(TASK INSTRUCTIONS): Copy out every line of the items below word for word, leaving out the pictures.

## begin INPUT RECORDS

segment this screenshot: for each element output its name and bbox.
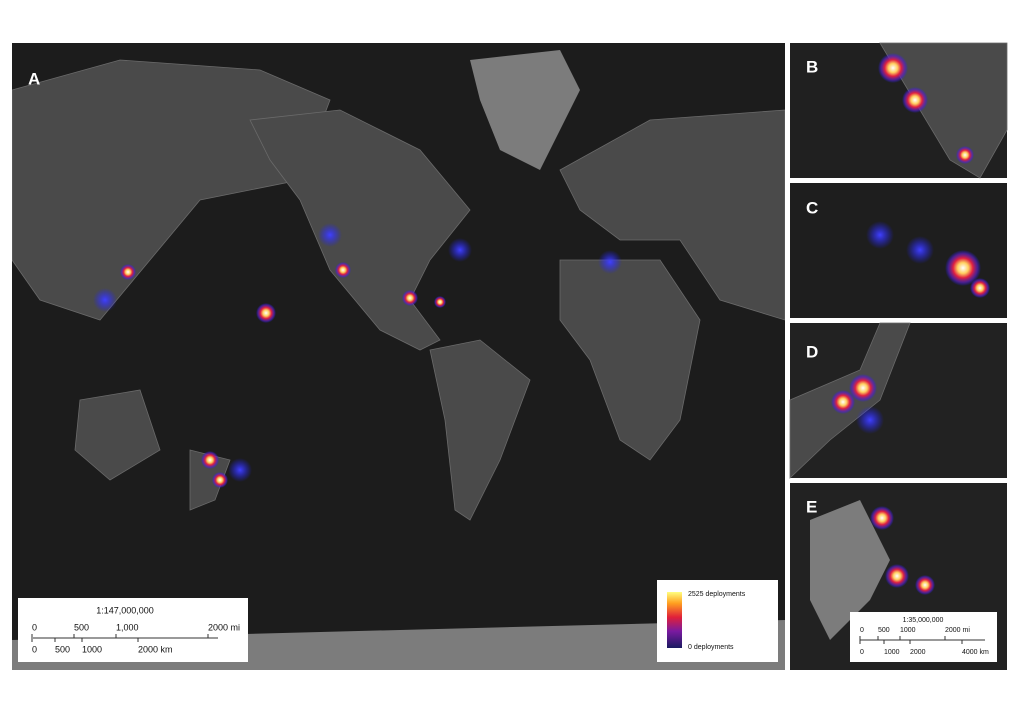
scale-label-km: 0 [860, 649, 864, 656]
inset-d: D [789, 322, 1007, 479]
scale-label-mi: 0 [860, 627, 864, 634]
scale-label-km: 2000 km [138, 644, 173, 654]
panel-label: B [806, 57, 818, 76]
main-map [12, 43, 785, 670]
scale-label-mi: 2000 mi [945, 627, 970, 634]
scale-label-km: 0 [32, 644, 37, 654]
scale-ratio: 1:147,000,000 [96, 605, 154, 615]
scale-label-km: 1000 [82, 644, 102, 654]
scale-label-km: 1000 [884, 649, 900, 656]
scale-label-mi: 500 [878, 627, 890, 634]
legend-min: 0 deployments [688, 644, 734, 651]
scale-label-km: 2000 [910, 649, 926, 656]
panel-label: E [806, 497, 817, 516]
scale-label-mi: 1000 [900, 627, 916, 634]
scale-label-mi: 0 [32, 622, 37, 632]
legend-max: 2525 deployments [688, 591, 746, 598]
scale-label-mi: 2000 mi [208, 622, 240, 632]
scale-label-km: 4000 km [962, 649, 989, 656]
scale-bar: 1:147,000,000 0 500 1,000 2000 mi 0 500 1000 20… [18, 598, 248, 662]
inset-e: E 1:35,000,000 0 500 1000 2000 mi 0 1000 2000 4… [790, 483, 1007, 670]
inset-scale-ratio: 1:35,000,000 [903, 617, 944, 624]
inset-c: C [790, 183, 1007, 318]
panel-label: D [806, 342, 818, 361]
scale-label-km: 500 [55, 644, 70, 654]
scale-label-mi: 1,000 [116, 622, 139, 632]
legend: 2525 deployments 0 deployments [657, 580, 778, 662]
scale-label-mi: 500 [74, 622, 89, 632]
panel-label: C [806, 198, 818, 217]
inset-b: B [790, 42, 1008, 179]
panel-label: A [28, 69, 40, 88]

## end INPUT RECORDS

(REPLY):
segment this screenshot: for each element output its name and bbox.
scale-label-km: 0 [860, 649, 864, 656]
inset-d: D [789, 322, 1007, 479]
scale-label-mi: 0 [860, 627, 864, 634]
scale-label-km: 2000 km [138, 644, 173, 654]
panel-label: B [806, 57, 818, 76]
main-map [12, 43, 785, 670]
scale-label-mi: 2000 mi [945, 627, 970, 634]
scale-label-km: 0 [32, 644, 37, 654]
scale-ratio: 1:147,000,000 [96, 605, 154, 615]
scale-label-km: 1000 [82, 644, 102, 654]
scale-label-km: 1000 [884, 649, 900, 656]
scale-label-mi: 500 [878, 627, 890, 634]
legend-min: 0 deployments [688, 644, 734, 651]
scale-label-km: 2000 [910, 649, 926, 656]
panel-label: E [806, 497, 817, 516]
scale-label-mi: 1000 [900, 627, 916, 634]
scale-label-mi: 0 [32, 622, 37, 632]
legend-max: 2525 deployments [688, 591, 746, 598]
scale-label-mi: 2000 mi [208, 622, 240, 632]
scale-label-km: 4000 km [962, 649, 989, 656]
scale-bar: 1:147,000,000 0 500 1,000 2000 mi 0 500 1000 20… [18, 598, 248, 662]
inset-e: E 1:35,000,000 0 500 1000 2000 mi 0 1000 2000 4… [790, 483, 1007, 670]
inset-scale-ratio: 1:35,000,000 [903, 617, 944, 624]
inset-c: C [790, 183, 1007, 318]
panel-label: D [806, 342, 818, 361]
scale-label-km: 500 [55, 644, 70, 654]
scale-label-mi: 1,000 [116, 622, 139, 632]
legend: 2525 deployments 0 deployments [657, 580, 778, 662]
scale-label-mi: 500 [74, 622, 89, 632]
panel-label: C [806, 198, 818, 217]
inset-b: B [790, 42, 1008, 179]
panel-label: A [28, 69, 40, 88]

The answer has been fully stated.